Pull out every line containing the string "عيسى".
** START OF RECORDS **
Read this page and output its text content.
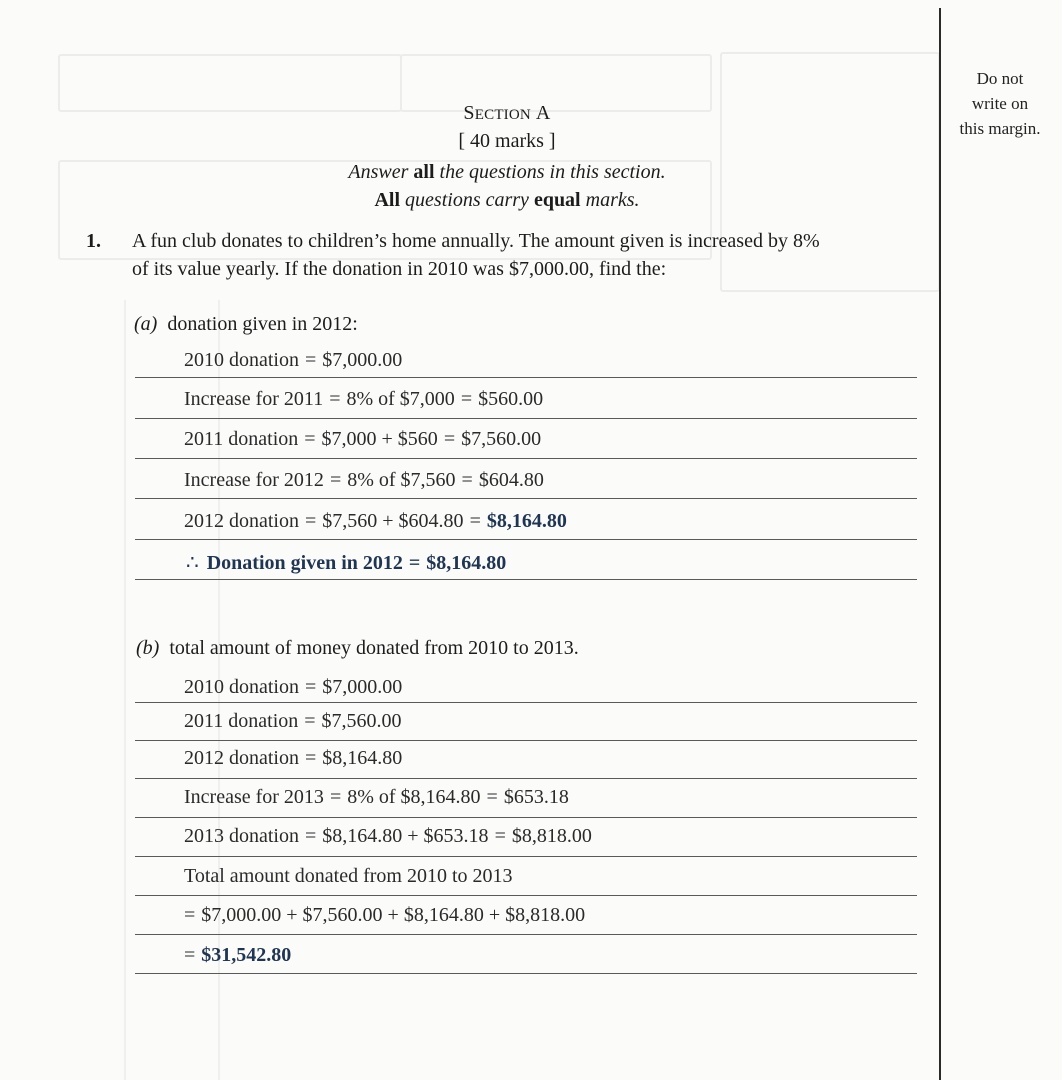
Do not
write on
this margin.
SECTION A
[ 40 marks ]
Answer all the questions in this section.
All questions carry equal marks.
1. A fun club donates to children’s home annually. The amount given is increased by 8%
of its value yearly. If the donation in 2010 was $7,000.00, find the:
(a) donation given in 2012:
2010 donation = $7,000.00
Increase for 2011 = 8% of $7,000 = $560.00
2011 donation = $7,000 + $560 = $7,560.00
Increase for 2012 = 8% of $7,560 = $604.80
2012 donation = $7,560 + $604.80 = $8,164.80
∴ Donation given in 2012 = $8,164.80
(b) total amount of money donated from 2010 to 2013.
2010 donation = $7,000.00
2011 donation = $7,560.00
2012 donation = $8,164.80
Increase for 2013 = 8% of $8,164.80 = $653.18
2013 donation = $8,164.80 + $653.18 = $8,818.00
Total amount donated from 2010 to 2013
= $7,000.00 + $7,560.00 + $8,164.80 + $8,818.00
= $31,542.80
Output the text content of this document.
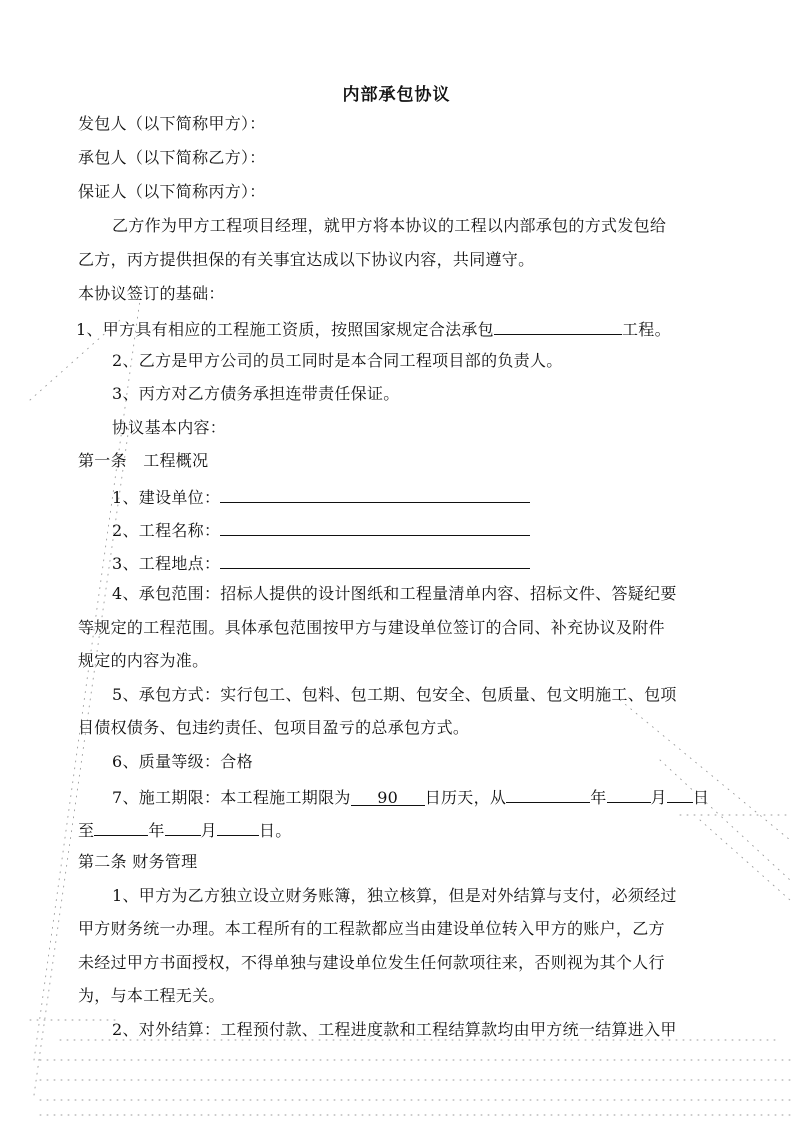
内部承包协议
发包人（以下简称甲方）：
承包人（以下简称乙方）：
保证人（以下简称丙方）：
乙方作为甲方工程项目经理，就甲方将本协议的工程以内部承包的方式发包给
乙方，丙方提供担保的有关事宜达成以下协议内容，共同遵守。
本协议签订的基础：
1、甲方具有相应的工程施工资质，按照国家规定合法承包	工程。
2、乙方是甲方公司的员工同时是本合同工程项目部的负责人。
3、丙方对乙方债务承担连带责任保证。
协议基本内容：
第一条　工程概况
1、建设单位：
2、工程名称：
3、工程地点：
4、承包范围：招标人提供的设计图纸和工程量清单内容、招标文件、答疑纪要
等规定的工程范围。具体承包范围按甲方与建设单位签订的合同、补充协议及附件
规定的内容为准。
5、承包方式：实行包工、包料、包工期、包安全、包质量、包文明施工、包项
目债权债务、包违约责任、包项目盈亏的总承包方式。
6、质量等级：合格
7、施工期限：本工程施工期限为 90 日历天，从	年	月 日
至	年 月	日。
第二条 财务管理
1、甲方为乙方独立设立财务账簿，独立核算，但是对外结算与支付，必须经过
甲方财务统一办理。本工程所有的工程款都应当由建设单位转入甲方的账户，乙方
未经过甲方书面授权，不得单独与建设单位发生任何款项往来，否则视为其个人行
为，与本工程无关。
2、对外结算：工程预付款、工程进度款和工程结算款均由甲方统一结算进入甲
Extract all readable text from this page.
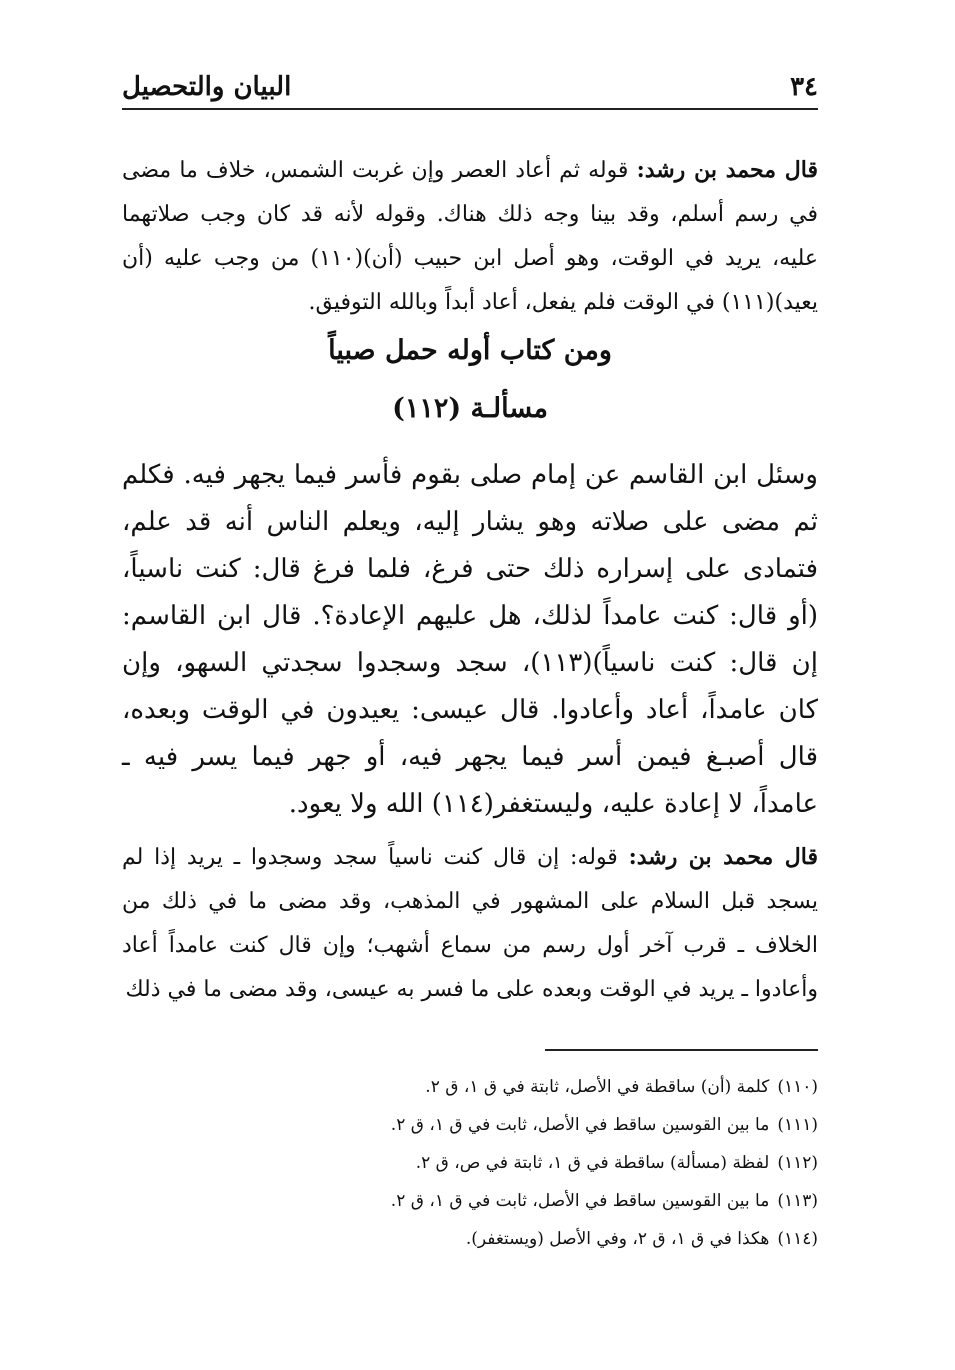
٣٤
البيان والتحصيل

قال محمد بن رشد: قوله ثم أعاد العصر وإن غربت الشمس، خلاف ما مضى في رسم أسلم، وقد بينا وجه ذلك هناك. وقوله لأنه قد كان وجب صلاتهما عليه، يريد في الوقت، وهو أصل ابن حبيب (أن)(١١٠) من وجب عليه (أن يعيد)(١١١) في الوقت فلم يفعل، أعاد أبداً وبالله التوفيق.

ومن كتاب أوله حمل صبياً
مسألـة (١١٢)

وسئل ابن القاسم عن إمام صلى بقوم فأسر فيما يجهر فيه. فكلم ثم مضى على صلاته وهو يشار إليه، ويعلم الناس أنه قد علم، فتمادى على إسراره ذلك حتى فرغ، فلما فرغ قال: كنت ناسياً، (أو قال: كنت عامداً لذلك، هل عليهم الإعادة؟. قال ابن القاسم: إن قال: كنت ناسياً)(١١٣)، سجد وسجدوا سجدتي السهو، وإن كان عامداً، أعاد وأعادوا. قال عيسى: يعيدون في الوقت وبعده، قال أصبـغ فيمن أسر فيما يجهر فيه، أو جهر فيما يسر فيه ـ عامداً، لا إعادة عليه، وليستغفر(١١٤) الله ولا يعود.

قال محمد بن رشد: قوله: إن قال كنت ناسياً سجد وسجدوا ـ يريد إذا لم يسجد قبل السلام على المشهور في المذهب، وقد مضى ما في ذلك من الخلاف ـ قرب آخر أول رسم من سماع أشهب؛ وإن قال كنت عامداً أعاد وأعادوا ـ يريد في الوقت وبعده على ما فسر به عيسى، وقد مضى ما في ذلك

(١١٠)كلمة (أن) ساقطة في الأصل، ثابتة في ق ١، ق ٢.
(١١١)ما بين القوسين ساقط في الأصل، ثابت في ق ١، ق ٢.
(١١٢)لفظة (مسألة) ساقطة في ق ١، ثابتة في ص، ق ٢.
(١١٣)ما بين القوسين ساقط في الأصل، ثابت في ق ١، ق ٢.
(١١٤)هكذا في ق ١، ق ٢، وفي الأصل (ويستغفر).
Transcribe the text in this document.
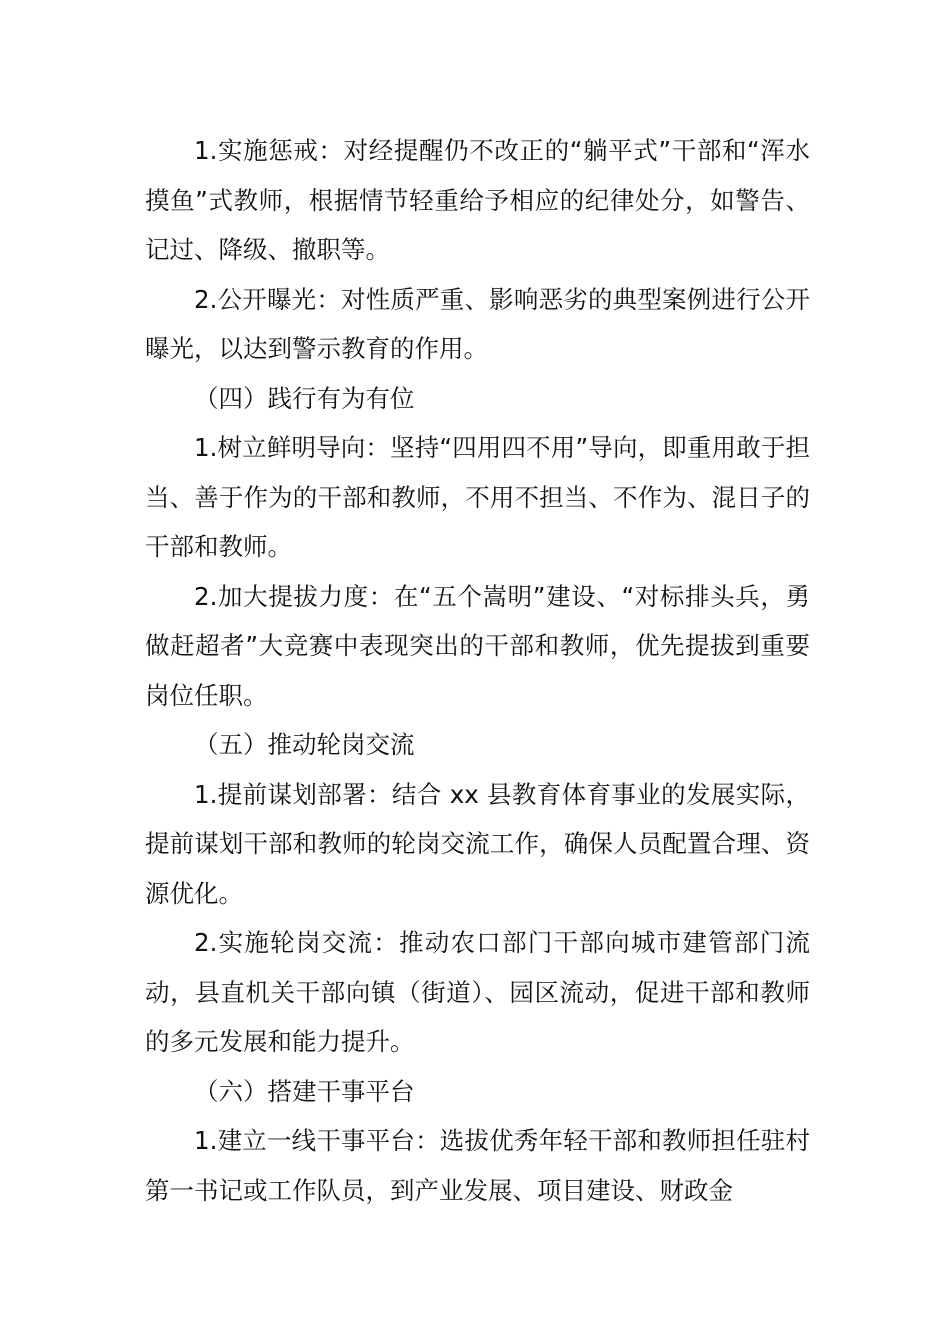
1.实施惩戒：对经提醒仍不改正的“躺平式”干部和“浑水摸鱼”式教师，根据情节轻重给予相应的纪律处分，如警告、记过、降级、撤职等。

2.公开曝光：对性质严重、影响恶劣的典型案例进行公开曝光，以达到警示教育的作用。

（四）践行有为有位

1.树立鲜明导向：坚持“四用四不用”导向，即重用敢于担当、善于作为的干部和教师，不用不担当、不作为、混日子的干部和教师。

2.加大提拔力度：在“五个嵩明”建设、“对标排头兵，勇做赶超者”大竞赛中表现突出的干部和教师，优先提拔到重要岗位任职。

（五）推动轮岗交流

1.提前谋划部署：结合 xx 县教育体育事业的发展实际，提前谋划干部和教师的轮岗交流工作，确保人员配置合理、资源优化。

2.实施轮岗交流：推动农口部门干部向城市建管部门流动，县直机关干部向镇（街道）、园区流动，促进干部和教师的多元发展和能力提升。

（六）搭建干事平台

1.建立一线干事平台：选拔优秀年轻干部和教师担任驻村第一书记或工作队员，到产业发展、项目建设、财政金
** END OF RECORDS **
◆ **FINAL RESULT**
وسئل ابن القاسم عن إمام صلى بقوم فأسر فيما يجهر فيه. فكلم ثم مضى على صلاته وهو يشار إليه، ويعلم الناس أنه قد علم، فتمادى على إسراره ذلك حتى فرغ، فلما فرغ قال: كنت ناسياً، (أو قال: كنت عامداً لذلك، هل عليهم الإعادة؟. قال ابن القاسم: إن قال: كنت ناسياً)(١١٣)، سجد وسجدوا سجدتي السهو، وإن كان عامداً، أعاد وأعادوا. قال عيسى: يعيدون في الوقت وبعده، قال أصبـغ فيمن أسر فيما يجهر فيه، أو جهر فيما يسر فيه ـ عامداً، لا إعادة عليه، وليستغفر(١١٤) الله ولا يعود.
قال محمد بن رشد: قوله: إن قال كنت ناسياً سجد وسجدوا ـ يريد إذا لم يسجد قبل السلام على المشهور في المذهب، وقد مضى ما في ذلك من الخلاف ـ قرب آخر أول رسم من سماع أشهب؛ وإن قال كنت عامداً أعاد وأعادوا ـ يريد في الوقت وبعده على ما فسر به عيسى، وقد مضى ما في ذلك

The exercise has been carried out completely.